» **RECORDED INFORMATION**:
⁂

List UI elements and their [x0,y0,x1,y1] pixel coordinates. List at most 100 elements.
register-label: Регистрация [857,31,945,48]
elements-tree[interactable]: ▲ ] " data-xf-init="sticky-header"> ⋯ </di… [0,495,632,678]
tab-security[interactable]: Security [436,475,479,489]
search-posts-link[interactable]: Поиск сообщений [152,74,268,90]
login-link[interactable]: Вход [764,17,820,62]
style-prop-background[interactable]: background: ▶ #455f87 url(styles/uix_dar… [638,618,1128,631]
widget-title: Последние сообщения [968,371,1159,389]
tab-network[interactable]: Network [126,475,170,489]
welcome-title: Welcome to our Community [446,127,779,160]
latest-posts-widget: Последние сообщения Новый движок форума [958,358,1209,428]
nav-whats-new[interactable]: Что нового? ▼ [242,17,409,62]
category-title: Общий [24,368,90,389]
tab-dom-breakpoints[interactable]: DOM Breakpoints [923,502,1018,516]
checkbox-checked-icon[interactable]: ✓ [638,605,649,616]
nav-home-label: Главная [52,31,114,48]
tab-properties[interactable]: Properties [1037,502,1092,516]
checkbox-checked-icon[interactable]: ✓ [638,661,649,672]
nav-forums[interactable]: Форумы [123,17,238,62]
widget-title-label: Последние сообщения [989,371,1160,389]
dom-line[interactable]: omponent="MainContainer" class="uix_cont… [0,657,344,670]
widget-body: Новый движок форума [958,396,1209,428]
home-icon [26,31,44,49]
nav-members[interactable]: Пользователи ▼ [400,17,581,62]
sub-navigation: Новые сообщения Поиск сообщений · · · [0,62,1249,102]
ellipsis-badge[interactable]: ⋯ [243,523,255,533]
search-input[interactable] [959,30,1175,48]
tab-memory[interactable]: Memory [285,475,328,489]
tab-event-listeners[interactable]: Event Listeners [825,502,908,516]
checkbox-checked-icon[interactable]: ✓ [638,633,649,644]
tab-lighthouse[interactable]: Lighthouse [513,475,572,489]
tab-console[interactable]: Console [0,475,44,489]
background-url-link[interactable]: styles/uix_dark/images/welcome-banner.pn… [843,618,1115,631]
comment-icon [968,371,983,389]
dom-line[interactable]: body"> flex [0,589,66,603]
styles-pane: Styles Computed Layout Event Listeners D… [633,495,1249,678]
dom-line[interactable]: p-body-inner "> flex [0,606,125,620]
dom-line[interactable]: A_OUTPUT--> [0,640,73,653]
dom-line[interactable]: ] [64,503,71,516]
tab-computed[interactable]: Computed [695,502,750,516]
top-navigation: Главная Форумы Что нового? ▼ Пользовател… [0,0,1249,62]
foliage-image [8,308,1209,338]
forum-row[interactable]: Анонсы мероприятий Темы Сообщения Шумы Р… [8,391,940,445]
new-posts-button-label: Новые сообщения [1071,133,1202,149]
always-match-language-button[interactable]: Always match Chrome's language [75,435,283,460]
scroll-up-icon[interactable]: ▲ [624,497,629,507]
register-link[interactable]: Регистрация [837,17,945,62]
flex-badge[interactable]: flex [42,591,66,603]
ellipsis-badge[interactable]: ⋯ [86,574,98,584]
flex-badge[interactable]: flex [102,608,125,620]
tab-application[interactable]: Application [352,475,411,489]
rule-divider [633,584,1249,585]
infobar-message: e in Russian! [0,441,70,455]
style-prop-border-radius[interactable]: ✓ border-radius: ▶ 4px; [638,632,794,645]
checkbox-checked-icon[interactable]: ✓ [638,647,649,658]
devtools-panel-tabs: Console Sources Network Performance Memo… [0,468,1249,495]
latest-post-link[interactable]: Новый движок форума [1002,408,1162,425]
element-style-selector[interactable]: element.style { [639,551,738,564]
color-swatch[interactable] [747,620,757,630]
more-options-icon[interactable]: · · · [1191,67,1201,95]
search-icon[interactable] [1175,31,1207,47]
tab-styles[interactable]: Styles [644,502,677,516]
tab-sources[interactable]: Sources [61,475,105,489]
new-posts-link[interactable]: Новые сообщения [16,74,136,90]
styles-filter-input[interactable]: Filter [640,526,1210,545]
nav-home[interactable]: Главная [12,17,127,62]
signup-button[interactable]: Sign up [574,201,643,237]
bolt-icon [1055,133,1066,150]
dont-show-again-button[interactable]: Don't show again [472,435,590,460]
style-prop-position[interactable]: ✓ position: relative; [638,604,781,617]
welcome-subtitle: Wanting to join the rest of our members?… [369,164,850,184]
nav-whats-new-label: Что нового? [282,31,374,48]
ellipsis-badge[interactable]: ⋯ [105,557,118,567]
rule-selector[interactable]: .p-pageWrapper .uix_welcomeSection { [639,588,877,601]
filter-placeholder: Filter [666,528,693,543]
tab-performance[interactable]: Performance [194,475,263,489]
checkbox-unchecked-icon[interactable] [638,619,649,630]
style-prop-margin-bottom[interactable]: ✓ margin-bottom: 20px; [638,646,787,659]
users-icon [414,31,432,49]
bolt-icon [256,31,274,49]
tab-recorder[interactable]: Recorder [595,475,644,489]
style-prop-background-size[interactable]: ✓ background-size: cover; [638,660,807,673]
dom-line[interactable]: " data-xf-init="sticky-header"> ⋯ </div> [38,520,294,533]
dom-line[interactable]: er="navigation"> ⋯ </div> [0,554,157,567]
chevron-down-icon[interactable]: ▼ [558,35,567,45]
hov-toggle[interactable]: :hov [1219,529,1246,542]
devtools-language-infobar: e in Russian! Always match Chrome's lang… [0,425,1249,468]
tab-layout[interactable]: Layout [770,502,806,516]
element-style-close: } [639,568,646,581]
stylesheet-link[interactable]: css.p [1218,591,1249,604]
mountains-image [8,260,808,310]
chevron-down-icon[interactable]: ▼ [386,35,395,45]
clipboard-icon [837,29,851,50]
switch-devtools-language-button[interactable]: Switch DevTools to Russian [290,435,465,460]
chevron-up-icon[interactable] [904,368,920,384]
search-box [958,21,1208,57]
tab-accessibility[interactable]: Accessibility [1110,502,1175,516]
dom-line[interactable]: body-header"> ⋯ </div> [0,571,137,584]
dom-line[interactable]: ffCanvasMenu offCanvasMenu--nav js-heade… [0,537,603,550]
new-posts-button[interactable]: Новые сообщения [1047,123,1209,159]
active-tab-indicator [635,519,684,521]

⁂

» **WHAT IS REQUIRED**:
Reproduce every line of the data above word for word, changing nothing.

» **RESULT OF THIS EXERCISE**:
List UI elements and their [x0,y0,x1,y1] pixel coordinates. List at most 100 elements.
register-label: Регистрация [857,31,945,48]
elements-tree[interactable]: ▲ ] " data-xf-init="sticky-header"> ⋯ </di… [0,495,632,678]
tab-security[interactable]: Security [436,475,479,489]
search-posts-link[interactable]: Поиск сообщений [152,74,268,90]
login-link[interactable]: Вход [764,17,820,62]
style-prop-background[interactable]: background: ▶ #455f87 url(styles/uix_dar… [638,618,1128,631]
widget-title: Последние сообщения [968,371,1159,389]
tab-network[interactable]: Network [126,475,170,489]
welcome-title: Welcome to our Community [446,127,779,160]
latest-posts-widget: Последние сообщения Новый движок форума [958,358,1209,428]
nav-whats-new[interactable]: Что нового? ▼ [242,17,409,62]
category-title: Общий [24,368,90,389]
tab-dom-breakpoints[interactable]: DOM Breakpoints [923,502,1018,516]
checkbox-checked-icon[interactable]: ✓ [638,605,649,616]
nav-home-label: Главная [52,31,114,48]
tab-properties[interactable]: Properties [1037,502,1092,516]
checkbox-checked-icon[interactable]: ✓ [638,661,649,672]
nav-forums[interactable]: Форумы [123,17,238,62]
widget-title-label: Последние сообщения [989,371,1160,389]
dom-line[interactable]: omponent="MainContainer" class="uix_cont… [0,657,344,670]
widget-body: Новый движок форума [958,396,1209,428]
home-icon [26,31,44,49]
nav-members[interactable]: Пользователи ▼ [400,17,581,62]
sub-navigation: Новые сообщения Поиск сообщений · · · [0,62,1249,102]
ellipsis-badge[interactable]: ⋯ [243,523,255,533]
search-input[interactable] [959,30,1175,48]
tab-memory[interactable]: Memory [285,475,328,489]
tab-event-listeners[interactable]: Event Listeners [825,502,908,516]
checkbox-checked-icon[interactable]: ✓ [638,633,649,644]
tab-lighthouse[interactable]: Lighthouse [513,475,572,489]
tab-console[interactable]: Console [0,475,44,489]
background-url-link[interactable]: styles/uix_dark/images/welcome-banner.pn… [843,618,1115,631]
comment-icon [968,371,983,389]
dom-line[interactable]: body"> flex [0,589,66,603]
styles-pane: Styles Computed Layout Event Listeners D… [633,495,1249,678]
dom-line[interactable]: p-body-inner "> flex [0,606,125,620]
dom-line[interactable]: A_OUTPUT--> [0,640,73,653]
dom-line[interactable]: ] [64,503,71,516]
tab-computed[interactable]: Computed [695,502,750,516]
top-navigation: Главная Форумы Что нового? ▼ Пользовател… [0,0,1249,62]
foliage-image [8,308,1209,338]
forum-row[interactable]: Анонсы мероприятий Темы Сообщения Шумы Р… [8,391,940,445]
new-posts-button-label: Новые сообщения [1071,133,1202,149]
always-match-language-button[interactable]: Always match Chrome's language [75,435,283,460]
scroll-up-icon[interactable]: ▲ [624,497,629,507]
register-link[interactable]: Регистрация [837,17,945,62]
flex-badge[interactable]: flex [42,591,66,603]
ellipsis-badge[interactable]: ⋯ [86,574,98,584]
flex-badge[interactable]: flex [102,608,125,620]
tab-application[interactable]: Application [352,475,411,489]
rule-divider [633,584,1249,585]
infobar-message: e in Russian! [0,441,70,455]
style-prop-border-radius[interactable]: ✓ border-radius: ▶ 4px; [638,632,794,645]
checkbox-checked-icon[interactable]: ✓ [638,647,649,658]
devtools-panel-tabs: Console Sources Network Performance Memo… [0,468,1249,495]
latest-post-link[interactable]: Новый движок форума [1002,408,1162,425]
element-style-selector[interactable]: element.style { [639,551,738,564]
color-swatch[interactable] [747,620,757,630]
more-options-icon[interactable]: · · · [1191,67,1201,95]
search-icon[interactable] [1175,31,1207,47]
tab-styles[interactable]: Styles [644,502,677,516]
tab-sources[interactable]: Sources [61,475,105,489]
new-posts-link[interactable]: Новые сообщения [16,74,136,90]
styles-filter-input[interactable]: Filter [640,526,1210,545]
nav-home[interactable]: Главная [12,17,127,62]
signup-button[interactable]: Sign up [574,201,643,237]
bolt-icon [1055,133,1066,150]
dont-show-again-button[interactable]: Don't show again [472,435,590,460]
style-prop-position[interactable]: ✓ position: relative; [638,604,781,617]
welcome-subtitle: Wanting to join the rest of our members?… [369,164,850,184]
nav-whats-new-label: Что нового? [282,31,374,48]
ellipsis-badge[interactable]: ⋯ [105,557,118,567]
rule-selector[interactable]: .p-pageWrapper .uix_welcomeSection { [639,588,877,601]
filter-placeholder: Filter [666,528,693,543]
tab-performance[interactable]: Performance [194,475,263,489]
checkbox-unchecked-icon[interactable] [638,619,649,630]
style-prop-margin-bottom[interactable]: ✓ margin-bottom: 20px; [638,646,787,659]
users-icon [414,31,432,49]
bolt-icon [256,31,274,49]
tab-recorder[interactable]: Recorder [595,475,644,489]
style-prop-background-size[interactable]: ✓ background-size: cover; [638,660,807,673]
dom-line[interactable]: " data-xf-init="sticky-header"> ⋯ </div> [38,520,294,533]
dom-line[interactable]: er="navigation"> ⋯ </div> [0,554,157,567]
chevron-down-icon[interactable]: ▼ [558,35,567,45]
hov-toggle[interactable]: :hov [1219,529,1246,542]
devtools-language-infobar: e in Russian! Always match Chrome's lang… [0,425,1249,468]
tab-layout[interactable]: Layout [770,502,806,516]
element-style-close: } [639,568,646,581]
stylesheet-link[interactable]: css.p [1218,591,1249,604]
mountains-image [8,260,808,310]
chevron-down-icon[interactable]: ▼ [386,35,395,45]
clipboard-icon [837,29,851,50]
switch-devtools-language-button[interactable]: Switch DevTools to Russian [290,435,465,460]
chevron-up-icon[interactable] [904,368,920,384]
search-box [958,21,1208,57]
tab-accessibility[interactable]: Accessibility [1110,502,1175,516]
dom-line[interactable]: body-header"> ⋯ </div> [0,571,137,584]
dom-line[interactable]: ffCanvasMenu offCanvasMenu--nav js-heade… [0,537,603,550]
new-posts-button[interactable]: Новые сообщения [1047,123,1209,159]
active-tab-indicator [635,519,684,521]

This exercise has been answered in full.